— Your objective —
Reproduce the listing below without changes, except that pictures are left out.

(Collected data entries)
(begin)

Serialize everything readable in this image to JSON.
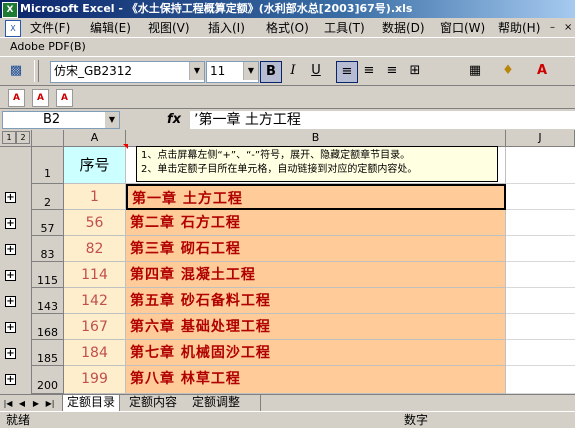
{
  "window": {
    "title": "Microsoft Excel - 《水土保持工程概算定额》(水利部水总[2003]67号).xls"
  },
  "menu": [
    {
      "label": "文件(F)"
    },
    {
      "label": "编辑(E)"
    },
    {
      "label": "视图(V)"
    },
    {
      "label": "插入(I)"
    },
    {
      "label": "格式(O)"
    },
    {
      "label": "工具(T)"
    },
    {
      "label": "数据(D)"
    },
    {
      "label": "窗口(W)"
    },
    {
      "label": "帮助(H)"
    }
  ],
  "adobe_menu": "Adobe PDF(B)",
  "toolbar": {
    "font_name": "仿宋_GB2312",
    "font_size": "11",
    "bold": "B",
    "italic": "I",
    "underline": "U"
  },
  "formula_bar": {
    "name_box": "B2",
    "fx": "fx",
    "content": "’第一章 土方工程"
  },
  "sheet": {
    "outline_levels": [
      "1",
      "2"
    ],
    "columns": [
      "A",
      "B",
      "J"
    ],
    "header_row": {
      "row": "1",
      "a": "序号"
    },
    "note_lines": [
      "1、点击屏幕左侧“+”、“-”符号，展开、隐藏定额章节目录。",
      "2、单击定额子目所在单元格，自动链接到对应的定额内容处。"
    ],
    "rows": [
      {
        "row": "2",
        "a": "1",
        "b": "第一章 土方工程"
      },
      {
        "row": "57",
        "a": "56",
        "b": "第二章 石方工程"
      },
      {
        "row": "83",
        "a": "82",
        "b": "第三章 砌石工程"
      },
      {
        "row": "115",
        "a": "114",
        "b": "第四章 混凝土工程"
      },
      {
        "row": "143",
        "a": "142",
        "b": "第五章 砂石备料工程"
      },
      {
        "row": "168",
        "a": "167",
        "b": "第六章 基础处理工程"
      },
      {
        "row": "185",
        "a": "184",
        "b": "第七章 机械固沙工程"
      },
      {
        "row": "200",
        "a": "199",
        "b": "第八章 林草工程"
      }
    ]
  },
  "tabs": [
    {
      "label": "定额目录"
    },
    {
      "label": "定额内容"
    },
    {
      "label": "定额调整"
    }
  ],
  "status": {
    "left": "就绪",
    "right": "数字"
  }
}
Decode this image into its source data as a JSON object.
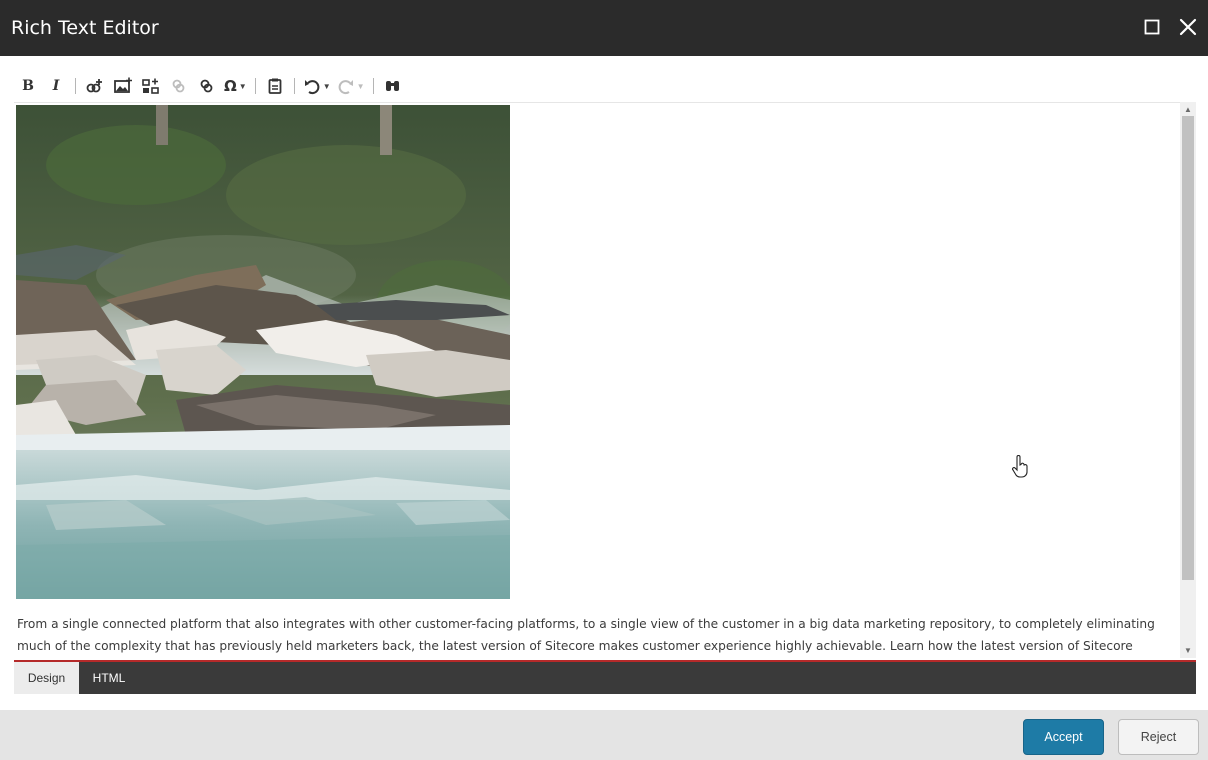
{
  "window": {
    "title": "Rich Text Editor"
  },
  "toolbar": {
    "bold_label": "B",
    "italic_label": "I",
    "symbol_label": "Ω",
    "icons": [
      "bold",
      "italic",
      "insert-link-icon",
      "insert-image-icon",
      "insert-media-icon",
      "link-disabled-icon",
      "unlink-icon",
      "special-symbol-icon",
      "paste-icon",
      "undo-icon",
      "redo-icon",
      "find-icon"
    ]
  },
  "editor": {
    "paragraph": "From a single connected platform that also integrates with other customer-facing platforms, to a single view of the customer in a big data marketing repository, to completely eliminating much of the complexity that has previously held marketers back, the latest version of Sitecore makes customer experience highly achievable. Learn how the latest version of Sitecore gives marketers the"
  },
  "mode_tabs": {
    "design": "Design",
    "html": "HTML"
  },
  "footer": {
    "accept_label": "Accept",
    "reject_label": "Reject"
  },
  "colors": {
    "titlebar": "#2b2b2b",
    "accent": "#1e7ba6",
    "divider_red": "#b52a2a",
    "modebar": "#3a3a3a"
  }
}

(end)

— Task response —
Serialize everything readable in this image to JSON.
{
  "window": {
    "title": "Microsoft Excel - 《水土保持工程概算定额》(水利部水总[2003]67号).xls"
  },
  "menu": [
    {
      "label": "文件(F)"
    },
    {
      "label": "编辑(E)"
    },
    {
      "label": "视图(V)"
    },
    {
      "label": "插入(I)"
    },
    {
      "label": "格式(O)"
    },
    {
      "label": "工具(T)"
    },
    {
      "label": "数据(D)"
    },
    {
      "label": "窗口(W)"
    },
    {
      "label": "帮助(H)"
    }
  ],
  "adobe_menu": "Adobe PDF(B)",
  "toolbar": {
    "font_name": "仿宋_GB2312",
    "font_size": "11",
    "bold": "B",
    "italic": "I",
    "underline": "U"
  },
  "formula_bar": {
    "name_box": "B2",
    "fx": "fx",
    "content": "’第一章 土方工程"
  },
  "sheet": {
    "outline_levels": [
      "1",
      "2"
    ],
    "columns": [
      "A",
      "B",
      "J"
    ],
    "header_row": {
      "row": "1",
      "a": "序号"
    },
    "note_lines": [
      "1、点击屏幕左侧“+”、“-”符号，展开、隐藏定额章节目录。",
      "2、单击定额子目所在单元格，自动链接到对应的定额内容处。"
    ],
    "rows": [
      {
        "row": "2",
        "a": "1",
        "b": "第一章 土方工程"
      },
      {
        "row": "57",
        "a": "56",
        "b": "第二章 石方工程"
      },
      {
        "row": "83",
        "a": "82",
        "b": "第三章 砌石工程"
      },
      {
        "row": "115",
        "a": "114",
        "b": "第四章 混凝土工程"
      },
      {
        "row": "143",
        "a": "142",
        "b": "第五章 砂石备料工程"
      },
      {
        "row": "168",
        "a": "167",
        "b": "第六章 基础处理工程"
      },
      {
        "row": "185",
        "a": "184",
        "b": "第七章 机械固沙工程"
      },
      {
        "row": "200",
        "a": "199",
        "b": "第八章 林草工程"
      }
    ]
  },
  "tabs": [
    {
      "label": "定额目录"
    },
    {
      "label": "定额内容"
    },
    {
      "label": "定额调整"
    }
  ],
  "status": {
    "left": "就绪",
    "right": "数字"
  }
}
Decode this image into its source data as a JSON object.
{
  "window": {
    "title": "Rich Text Editor"
  },
  "toolbar": {
    "bold_label": "B",
    "italic_label": "I",
    "symbol_label": "Ω",
    "icons": [
      "bold",
      "italic",
      "insert-link-icon",
      "insert-image-icon",
      "insert-media-icon",
      "link-disabled-icon",
      "unlink-icon",
      "special-symbol-icon",
      "paste-icon",
      "undo-icon",
      "redo-icon",
      "find-icon"
    ]
  },
  "editor": {
    "paragraph": "From a single connected platform that also integrates with other customer-facing platforms, to a single view of the customer in a big data marketing repository, to completely eliminating much of the complexity that has previously held marketers back, the latest version of Sitecore makes customer experience highly achievable. Learn how the latest version of Sitecore gives marketers the"
  },
  "mode_tabs": {
    "design": "Design",
    "html": "HTML"
  },
  "footer": {
    "accept_label": "Accept",
    "reject_label": "Reject"
  },
  "colors": {
    "titlebar": "#2b2b2b",
    "accent": "#1e7ba6",
    "divider_red": "#b52a2a",
    "modebar": "#3a3a3a"
  }
}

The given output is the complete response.